Avant de montrer comment, nonobstant ce régime d’entraves, l’importation étrangère s’est progressivement accrue au point de fournir près des deux tiers de la consommation indigène, il convient de déblayer le terrain de ce qui concerne notre exportation, dont la valeur maximum n’atteint qu’un million de quintaux métriques[1]. Si on met à part les quantités de houille exportées en Algérie et en Belgique (par suite d’un petit mouvement de frontières) et les réexportations de charbons anglais, on voit qu’il n’y a d’exportation réelle que pour la Suisse, qui reçoit annuellement du bassin de la Loire 200,000 quintaux métriques de houille, pour la Sardaigne, qui en reçoit environ 100,000 de ce bassin et de celui des Bouches-du-Rhône, et pour quelques pays limitrophes. Notre exportation ne mérite évidemment pas qu’on s’y arrête plus longtemps.

  1. En 1811, la France exportait 300,000 quintaux métriques de houille, en 1820 264,555 quint. met., en 1830 60,117 q. m., en 1840 378,305 q. m., en 1850 415,500 q. m., et en 1856 994,956 q. m. On verra plus loin les quantités considérables qu’exportent, particulièrement en France, la Belgique et surtout l’Angleterre.

■ ■ ■ ■ ■ ■ ■

*TRAVAIL DEMANDÉ*: Citez sans rien changer le passage du texte sur l'exportation française de houille qui commence par les mots contenant « 1. En 1811, la » et s'achève sur « et surtout l’Angleterre. ». Appuyez-vous uniquement sur le texte pour répondre.

Listes des éléments et des zones:

■ ■ ■ ■ ■ ■ ■

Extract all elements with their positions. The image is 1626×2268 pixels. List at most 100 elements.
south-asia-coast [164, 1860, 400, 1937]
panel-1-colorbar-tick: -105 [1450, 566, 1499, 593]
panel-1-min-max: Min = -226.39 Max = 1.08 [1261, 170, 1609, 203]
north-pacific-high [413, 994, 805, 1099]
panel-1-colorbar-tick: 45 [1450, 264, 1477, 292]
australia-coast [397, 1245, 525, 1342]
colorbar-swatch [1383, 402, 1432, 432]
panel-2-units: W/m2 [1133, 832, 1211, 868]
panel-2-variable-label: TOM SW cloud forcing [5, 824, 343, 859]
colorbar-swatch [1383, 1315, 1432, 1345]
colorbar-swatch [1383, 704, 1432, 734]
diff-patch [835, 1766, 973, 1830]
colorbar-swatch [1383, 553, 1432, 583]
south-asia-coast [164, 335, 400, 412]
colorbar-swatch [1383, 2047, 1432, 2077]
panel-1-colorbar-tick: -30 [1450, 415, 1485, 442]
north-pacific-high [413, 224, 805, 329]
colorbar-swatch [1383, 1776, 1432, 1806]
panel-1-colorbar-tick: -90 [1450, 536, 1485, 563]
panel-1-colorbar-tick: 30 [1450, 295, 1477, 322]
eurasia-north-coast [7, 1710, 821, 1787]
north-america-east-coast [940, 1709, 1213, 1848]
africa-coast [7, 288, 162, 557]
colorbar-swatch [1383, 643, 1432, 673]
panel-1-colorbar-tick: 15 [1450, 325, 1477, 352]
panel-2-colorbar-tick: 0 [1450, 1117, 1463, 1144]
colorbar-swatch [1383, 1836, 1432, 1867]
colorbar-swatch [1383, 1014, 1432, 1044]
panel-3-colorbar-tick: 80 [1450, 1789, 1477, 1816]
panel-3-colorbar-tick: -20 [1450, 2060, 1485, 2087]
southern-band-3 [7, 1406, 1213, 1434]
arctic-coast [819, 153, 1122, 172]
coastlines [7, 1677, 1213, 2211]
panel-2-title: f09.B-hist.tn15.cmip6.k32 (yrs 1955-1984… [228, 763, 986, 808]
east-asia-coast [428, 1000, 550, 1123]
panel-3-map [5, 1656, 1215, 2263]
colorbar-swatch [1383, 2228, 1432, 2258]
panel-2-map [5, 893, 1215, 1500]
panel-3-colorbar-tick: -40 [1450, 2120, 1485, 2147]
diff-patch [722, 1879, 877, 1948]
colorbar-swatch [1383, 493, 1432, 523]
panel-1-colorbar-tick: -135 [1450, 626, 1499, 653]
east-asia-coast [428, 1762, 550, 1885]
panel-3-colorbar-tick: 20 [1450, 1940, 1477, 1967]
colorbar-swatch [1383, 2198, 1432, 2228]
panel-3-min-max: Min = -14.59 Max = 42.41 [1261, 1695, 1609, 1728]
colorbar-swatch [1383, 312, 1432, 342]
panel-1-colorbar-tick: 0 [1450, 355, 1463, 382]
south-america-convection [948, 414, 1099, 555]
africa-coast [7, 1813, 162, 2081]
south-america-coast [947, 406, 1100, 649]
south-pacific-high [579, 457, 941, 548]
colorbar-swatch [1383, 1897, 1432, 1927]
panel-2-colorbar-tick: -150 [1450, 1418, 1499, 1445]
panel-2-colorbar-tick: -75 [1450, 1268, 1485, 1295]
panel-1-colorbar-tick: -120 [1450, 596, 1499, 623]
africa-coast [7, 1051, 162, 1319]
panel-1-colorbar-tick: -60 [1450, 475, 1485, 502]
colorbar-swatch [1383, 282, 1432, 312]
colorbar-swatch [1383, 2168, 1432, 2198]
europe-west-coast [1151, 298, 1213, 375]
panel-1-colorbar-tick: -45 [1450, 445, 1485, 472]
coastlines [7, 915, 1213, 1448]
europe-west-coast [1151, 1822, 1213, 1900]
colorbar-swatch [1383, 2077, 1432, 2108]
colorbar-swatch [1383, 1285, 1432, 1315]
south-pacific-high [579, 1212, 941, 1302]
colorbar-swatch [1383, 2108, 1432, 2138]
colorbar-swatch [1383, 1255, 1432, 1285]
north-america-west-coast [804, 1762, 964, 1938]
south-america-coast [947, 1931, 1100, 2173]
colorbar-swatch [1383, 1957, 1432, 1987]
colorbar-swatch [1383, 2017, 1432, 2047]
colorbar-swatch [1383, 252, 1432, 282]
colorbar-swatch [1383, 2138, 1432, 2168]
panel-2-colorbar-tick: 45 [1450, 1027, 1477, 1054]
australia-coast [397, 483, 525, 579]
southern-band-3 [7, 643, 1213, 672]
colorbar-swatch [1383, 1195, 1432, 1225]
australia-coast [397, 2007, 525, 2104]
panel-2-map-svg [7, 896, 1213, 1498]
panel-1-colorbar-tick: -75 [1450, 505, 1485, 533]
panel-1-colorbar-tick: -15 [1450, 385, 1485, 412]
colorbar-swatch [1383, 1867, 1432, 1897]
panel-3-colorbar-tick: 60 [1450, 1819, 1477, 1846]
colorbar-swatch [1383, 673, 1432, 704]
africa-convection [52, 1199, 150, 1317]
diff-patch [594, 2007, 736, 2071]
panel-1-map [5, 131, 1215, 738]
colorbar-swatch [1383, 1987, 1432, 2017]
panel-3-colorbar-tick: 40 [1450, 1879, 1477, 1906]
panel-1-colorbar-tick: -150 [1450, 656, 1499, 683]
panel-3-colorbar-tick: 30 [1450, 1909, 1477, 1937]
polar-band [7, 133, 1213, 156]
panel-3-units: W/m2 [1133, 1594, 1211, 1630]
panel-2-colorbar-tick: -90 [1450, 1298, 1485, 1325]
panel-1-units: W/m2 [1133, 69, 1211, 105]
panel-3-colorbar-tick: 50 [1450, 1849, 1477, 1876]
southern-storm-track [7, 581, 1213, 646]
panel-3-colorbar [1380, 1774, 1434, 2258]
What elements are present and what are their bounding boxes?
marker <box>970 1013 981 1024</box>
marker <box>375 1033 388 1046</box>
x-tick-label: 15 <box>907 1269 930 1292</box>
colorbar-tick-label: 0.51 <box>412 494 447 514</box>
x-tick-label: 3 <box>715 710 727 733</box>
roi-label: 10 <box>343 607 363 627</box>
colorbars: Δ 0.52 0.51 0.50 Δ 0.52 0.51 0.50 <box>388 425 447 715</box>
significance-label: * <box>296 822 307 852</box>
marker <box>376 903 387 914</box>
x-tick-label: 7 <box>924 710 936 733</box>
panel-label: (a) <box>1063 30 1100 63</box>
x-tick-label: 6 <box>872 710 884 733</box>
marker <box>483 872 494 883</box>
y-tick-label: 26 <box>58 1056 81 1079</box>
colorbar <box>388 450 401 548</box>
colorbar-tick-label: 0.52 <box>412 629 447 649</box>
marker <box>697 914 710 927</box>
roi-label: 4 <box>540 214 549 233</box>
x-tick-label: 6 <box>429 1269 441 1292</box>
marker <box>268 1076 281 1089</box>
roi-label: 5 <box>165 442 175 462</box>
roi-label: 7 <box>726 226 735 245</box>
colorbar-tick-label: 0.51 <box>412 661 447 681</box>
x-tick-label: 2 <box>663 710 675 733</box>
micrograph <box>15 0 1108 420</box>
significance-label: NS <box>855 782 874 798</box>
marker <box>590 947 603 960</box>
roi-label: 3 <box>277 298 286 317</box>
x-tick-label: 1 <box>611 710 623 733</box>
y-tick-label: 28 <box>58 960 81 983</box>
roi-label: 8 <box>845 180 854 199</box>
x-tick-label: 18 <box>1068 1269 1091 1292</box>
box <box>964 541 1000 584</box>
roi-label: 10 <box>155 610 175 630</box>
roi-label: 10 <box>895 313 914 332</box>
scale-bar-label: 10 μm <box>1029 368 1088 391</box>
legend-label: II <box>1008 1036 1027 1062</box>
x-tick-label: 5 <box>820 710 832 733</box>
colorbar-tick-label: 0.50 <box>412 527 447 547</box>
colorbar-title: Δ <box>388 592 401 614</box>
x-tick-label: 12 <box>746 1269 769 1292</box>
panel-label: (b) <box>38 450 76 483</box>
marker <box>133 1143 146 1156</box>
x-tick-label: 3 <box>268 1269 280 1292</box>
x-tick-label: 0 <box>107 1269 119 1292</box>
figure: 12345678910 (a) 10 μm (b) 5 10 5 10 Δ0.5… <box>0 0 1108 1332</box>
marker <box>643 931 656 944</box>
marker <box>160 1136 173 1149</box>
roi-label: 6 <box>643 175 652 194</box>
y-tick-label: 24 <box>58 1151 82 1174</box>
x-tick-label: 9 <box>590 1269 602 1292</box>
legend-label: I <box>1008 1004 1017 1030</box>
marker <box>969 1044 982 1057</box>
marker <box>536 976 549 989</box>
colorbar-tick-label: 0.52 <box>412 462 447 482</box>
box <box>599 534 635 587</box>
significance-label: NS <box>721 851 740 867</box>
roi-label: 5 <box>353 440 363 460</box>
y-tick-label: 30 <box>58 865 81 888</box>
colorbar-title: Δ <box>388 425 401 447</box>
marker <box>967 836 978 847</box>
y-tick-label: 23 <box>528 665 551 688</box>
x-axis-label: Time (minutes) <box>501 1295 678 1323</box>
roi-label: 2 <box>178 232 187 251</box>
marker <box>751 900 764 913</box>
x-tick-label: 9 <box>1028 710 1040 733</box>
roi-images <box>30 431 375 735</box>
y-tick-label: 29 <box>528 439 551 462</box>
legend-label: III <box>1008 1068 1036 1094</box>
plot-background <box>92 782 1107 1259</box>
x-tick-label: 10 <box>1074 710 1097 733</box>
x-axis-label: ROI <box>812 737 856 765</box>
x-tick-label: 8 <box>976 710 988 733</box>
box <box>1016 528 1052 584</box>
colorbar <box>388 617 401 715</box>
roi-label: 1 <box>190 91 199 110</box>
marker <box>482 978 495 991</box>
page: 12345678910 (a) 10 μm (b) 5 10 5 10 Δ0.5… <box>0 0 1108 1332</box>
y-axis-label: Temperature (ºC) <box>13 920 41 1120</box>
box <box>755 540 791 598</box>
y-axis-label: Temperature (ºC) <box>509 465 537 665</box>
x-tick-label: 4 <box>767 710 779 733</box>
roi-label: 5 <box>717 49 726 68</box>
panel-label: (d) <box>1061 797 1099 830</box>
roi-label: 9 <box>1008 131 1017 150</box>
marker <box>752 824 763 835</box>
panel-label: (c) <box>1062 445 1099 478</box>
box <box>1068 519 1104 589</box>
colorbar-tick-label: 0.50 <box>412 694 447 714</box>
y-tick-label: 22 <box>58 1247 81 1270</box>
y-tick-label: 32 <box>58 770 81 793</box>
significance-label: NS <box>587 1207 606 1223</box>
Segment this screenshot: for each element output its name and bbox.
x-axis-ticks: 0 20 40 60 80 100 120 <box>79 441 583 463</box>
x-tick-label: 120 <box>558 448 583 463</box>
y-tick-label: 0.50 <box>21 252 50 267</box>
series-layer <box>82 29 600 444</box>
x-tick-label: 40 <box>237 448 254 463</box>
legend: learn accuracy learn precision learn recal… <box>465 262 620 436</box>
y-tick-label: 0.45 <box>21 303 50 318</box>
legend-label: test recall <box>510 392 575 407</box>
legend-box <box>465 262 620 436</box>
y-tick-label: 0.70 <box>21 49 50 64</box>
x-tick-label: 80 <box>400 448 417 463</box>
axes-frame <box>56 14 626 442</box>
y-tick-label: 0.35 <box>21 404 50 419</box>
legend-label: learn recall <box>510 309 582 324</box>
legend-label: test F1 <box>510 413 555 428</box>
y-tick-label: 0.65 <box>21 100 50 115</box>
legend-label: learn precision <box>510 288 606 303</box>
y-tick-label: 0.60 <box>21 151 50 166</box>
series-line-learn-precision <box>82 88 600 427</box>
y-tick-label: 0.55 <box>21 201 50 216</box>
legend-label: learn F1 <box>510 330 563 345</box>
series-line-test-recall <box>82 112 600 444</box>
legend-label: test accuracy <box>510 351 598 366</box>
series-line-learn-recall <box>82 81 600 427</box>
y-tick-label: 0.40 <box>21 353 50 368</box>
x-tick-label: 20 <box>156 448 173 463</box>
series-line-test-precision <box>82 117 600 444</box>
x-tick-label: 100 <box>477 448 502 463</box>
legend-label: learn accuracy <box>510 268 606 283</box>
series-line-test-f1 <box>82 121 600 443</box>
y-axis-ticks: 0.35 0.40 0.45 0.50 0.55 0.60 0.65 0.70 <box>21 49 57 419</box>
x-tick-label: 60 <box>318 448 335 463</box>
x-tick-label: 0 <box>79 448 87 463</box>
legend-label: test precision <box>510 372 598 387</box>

■ ■ ■ ■ ■ ■ ■

*CORRIGÉ*:
1. En 1811, la France exportait 300,000 quintaux métriques de houille, en 1820 264,555 quint. met., en 1830 60,117 q. m., en 1840 378,305 q. m., en 1850 415,500 q. m., et en 1856 994,956 q. m. On verra plus loin les quantités considérables qu’exportent, particulièrement en France, la Belgique et surtout l’Angleterre.